[Data extracted from a collection]
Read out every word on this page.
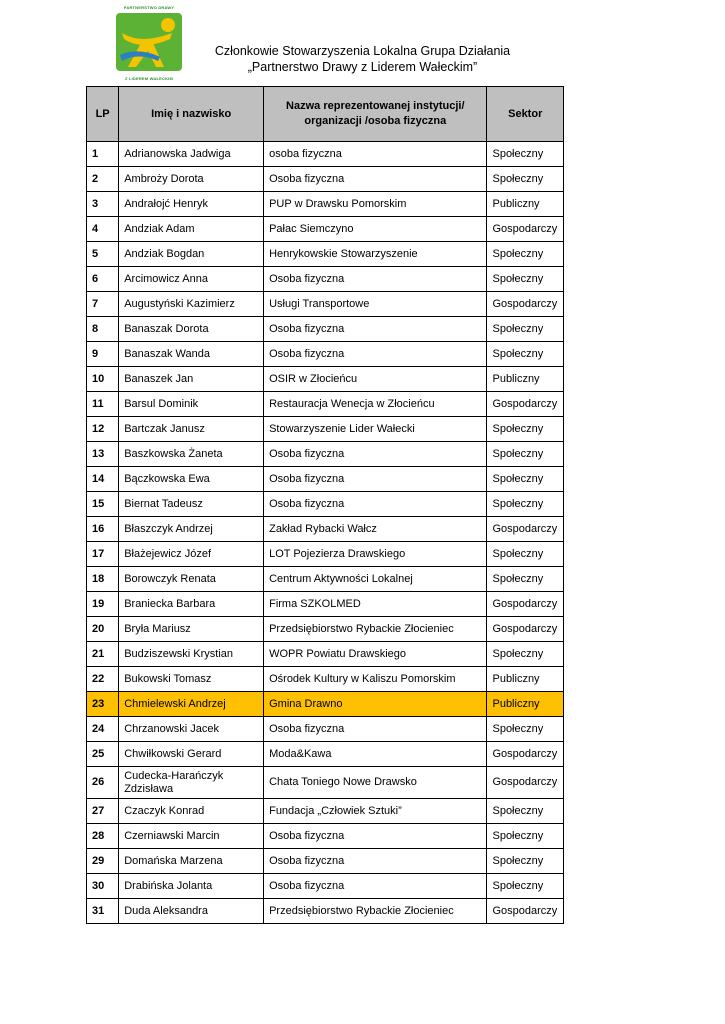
PARTNERSTWO DRAWY
Z LIDEREM WAŁECKIM
Członkowie Stowarzyszenia Lokalna Grupa Działania
„Partnerstwo Drawy z Liderem Wałeckim”
LP	Imię i nazwisko	Nazwa reprezentowanej instytucji/
organizacji /osoba fizyczna	Sektor
1	Adrianowska Jadwiga	osoba fizyczna	Społeczny
2	Ambroży Dorota	Osoba fizyczna	Społeczny
3	Andrałojć Henryk	PUP w Drawsku Pomorskim	Publiczny
4	Andziak Adam	Pałac Siemczyno	Gospodarczy
5	Andziak Bogdan	Henrykowskie Stowarzyszenie	Społeczny
6	Arcimowicz Anna	Osoba fizyczna	Społeczny
7	Augustyński Kazimierz	Usługi Transportowe	Gospodarczy
8	Banaszak Dorota	Osoba fizyczna	Społeczny
9	Banaszak Wanda	Osoba fizyczna	Społeczny
10	Banaszek Jan	OSIR w Złocieńcu	Publiczny
11	Barsul Dominik	Restauracja Wenecja w Złocieńcu	Gospodarczy
12	Bartczak Janusz	Stowarzyszenie Lider Wałecki	Społeczny
13	Baszkowska Żaneta	Osoba fizyczna	Społeczny
14	Bączkowska Ewa	Osoba fizyczna	Społeczny
15	Biernat Tadeusz	Osoba fizyczna	Społeczny
16	Błaszczyk Andrzej	Zakład Rybacki Wałcz	Gospodarczy
17	Błażejewicz Józef	LOT Pojezierza Drawskiego	Społeczny
18	Borowczyk Renata	Centrum Aktywności Lokalnej	Społeczny
19	Braniecka Barbara	Firma SZKOLMED	Gospodarczy
20	Bryła Mariusz	Przedsiębiorstwo Rybackie Złocieniec	Gospodarczy
21	Budziszewski Krystian	WOPR Powiatu Drawskiego	Społeczny
22	Bukowski Tomasz	Ośrodek Kultury w Kaliszu Pomorskim	Publiczny
23	Chmielewski Andrzej	Gmina Drawno	Publiczny
24	Chrzanowski Jacek	Osoba fizyczna	Społeczny
25	Chwiłkowski Gerard	Moda&Kawa	Gospodarczy
26	Cudecka-Harańczyk Zdzisława	Chata Toniego Nowe Drawsko	Gospodarczy
27	Czaczyk Konrad	Fundacja „Człowiek Sztuki”	Społeczny
28	Czerniawski Marcin	Osoba fizyczna	Społeczny
29	Domańska Marzena	Osoba fizyczna	Społeczny
30	Drabińska Jolanta	Osoba fizyczna	Społeczny
31	Duda Aleksandra	Przedsiębiorstwo Rybackie Złocieniec	Gospodarczy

§ **TASK PROMPT**: Copy the records word for word, leaving no picture in the copy.

§ **TASK SOLUTION**:
Read out every word on this page.
PARTNERSTWO DRAWY
Z LIDEREM WAŁECKIM
Członkowie Stowarzyszenia Lokalna Grupa Działania
„Partnerstwo Drawy z Liderem Wałeckim”
LP	Imię i nazwisko	Nazwa reprezentowanej instytucji/
organizacji /osoba fizyczna	Sektor
1	Adrianowska Jadwiga	osoba fizyczna	Społeczny
2	Ambroży Dorota	Osoba fizyczna	Społeczny
3	Andrałojć Henryk	PUP w Drawsku Pomorskim	Publiczny
4	Andziak Adam	Pałac Siemczyno	Gospodarczy
5	Andziak Bogdan	Henrykowskie Stowarzyszenie	Społeczny
6	Arcimowicz Anna	Osoba fizyczna	Społeczny
7	Augustyński Kazimierz	Usługi Transportowe	Gospodarczy
8	Banaszak Dorota	Osoba fizyczna	Społeczny
9	Banaszak Wanda	Osoba fizyczna	Społeczny
10	Banaszek Jan	OSIR w Złocieńcu	Publiczny
11	Barsul Dominik	Restauracja Wenecja w Złocieńcu	Gospodarczy
12	Bartczak Janusz	Stowarzyszenie Lider Wałecki	Społeczny
13	Baszkowska Żaneta	Osoba fizyczna	Społeczny
14	Bączkowska Ewa	Osoba fizyczna	Społeczny
15	Biernat Tadeusz	Osoba fizyczna	Społeczny
16	Błaszczyk Andrzej	Zakład Rybacki Wałcz	Gospodarczy
17	Błażejewicz Józef	LOT Pojezierza Drawskiego	Społeczny
18	Borowczyk Renata	Centrum Aktywności Lokalnej	Społeczny
19	Braniecka Barbara	Firma SZKOLMED	Gospodarczy
20	Bryła Mariusz	Przedsiębiorstwo Rybackie Złocieniec	Gospodarczy
21	Budziszewski Krystian	WOPR Powiatu Drawskiego	Społeczny
22	Bukowski Tomasz	Ośrodek Kultury w Kaliszu Pomorskim	Publiczny
23	Chmielewski Andrzej	Gmina Drawno	Publiczny
24	Chrzanowski Jacek	Osoba fizyczna	Społeczny
25	Chwiłkowski Gerard	Moda&Kawa	Gospodarczy
26	Cudecka-Harańczyk Zdzisława	Chata Toniego Nowe Drawsko	Gospodarczy
27	Czaczyk Konrad	Fundacja „Człowiek Sztuki”	Społeczny
28	Czerniawski Marcin	Osoba fizyczna	Społeczny
29	Domańska Marzena	Osoba fizyczna	Społeczny
30	Drabińska Jolanta	Osoba fizyczna	Społeczny
31	Duda Aleksandra	Przedsiębiorstwo Rybackie Złocieniec	Gospodarczy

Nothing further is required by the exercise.